Scan the entries below and count the lines holding the string "letter". Supply only the number.

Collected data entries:
▼▼▼

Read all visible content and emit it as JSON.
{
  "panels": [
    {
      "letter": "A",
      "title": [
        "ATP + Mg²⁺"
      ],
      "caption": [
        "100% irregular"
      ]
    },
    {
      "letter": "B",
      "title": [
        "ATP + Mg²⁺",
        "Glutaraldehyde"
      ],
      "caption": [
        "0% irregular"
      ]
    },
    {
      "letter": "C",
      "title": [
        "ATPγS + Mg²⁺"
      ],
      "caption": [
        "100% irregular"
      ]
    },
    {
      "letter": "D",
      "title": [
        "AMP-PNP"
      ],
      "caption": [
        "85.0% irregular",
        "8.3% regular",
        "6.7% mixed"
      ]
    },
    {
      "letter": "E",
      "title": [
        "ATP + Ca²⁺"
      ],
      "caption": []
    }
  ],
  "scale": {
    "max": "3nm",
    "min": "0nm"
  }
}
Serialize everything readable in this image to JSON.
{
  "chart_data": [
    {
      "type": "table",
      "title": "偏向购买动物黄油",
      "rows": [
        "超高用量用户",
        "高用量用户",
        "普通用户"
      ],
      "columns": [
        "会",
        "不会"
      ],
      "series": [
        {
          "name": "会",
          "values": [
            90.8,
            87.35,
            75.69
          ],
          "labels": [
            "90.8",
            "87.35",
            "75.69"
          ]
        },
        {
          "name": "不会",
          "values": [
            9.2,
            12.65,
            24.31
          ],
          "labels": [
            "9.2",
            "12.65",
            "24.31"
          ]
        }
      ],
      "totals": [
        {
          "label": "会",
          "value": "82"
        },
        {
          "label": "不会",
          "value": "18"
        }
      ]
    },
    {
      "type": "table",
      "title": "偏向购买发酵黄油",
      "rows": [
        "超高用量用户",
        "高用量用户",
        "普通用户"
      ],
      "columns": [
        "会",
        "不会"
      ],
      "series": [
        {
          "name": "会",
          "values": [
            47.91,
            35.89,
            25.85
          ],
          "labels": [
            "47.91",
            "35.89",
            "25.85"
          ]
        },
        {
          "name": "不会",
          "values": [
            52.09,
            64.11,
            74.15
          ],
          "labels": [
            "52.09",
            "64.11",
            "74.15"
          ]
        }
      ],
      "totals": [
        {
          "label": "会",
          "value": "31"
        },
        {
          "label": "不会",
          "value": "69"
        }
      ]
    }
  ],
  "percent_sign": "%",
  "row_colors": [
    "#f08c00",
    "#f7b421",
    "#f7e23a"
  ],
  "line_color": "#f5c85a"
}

▲▲▲

### Written response
5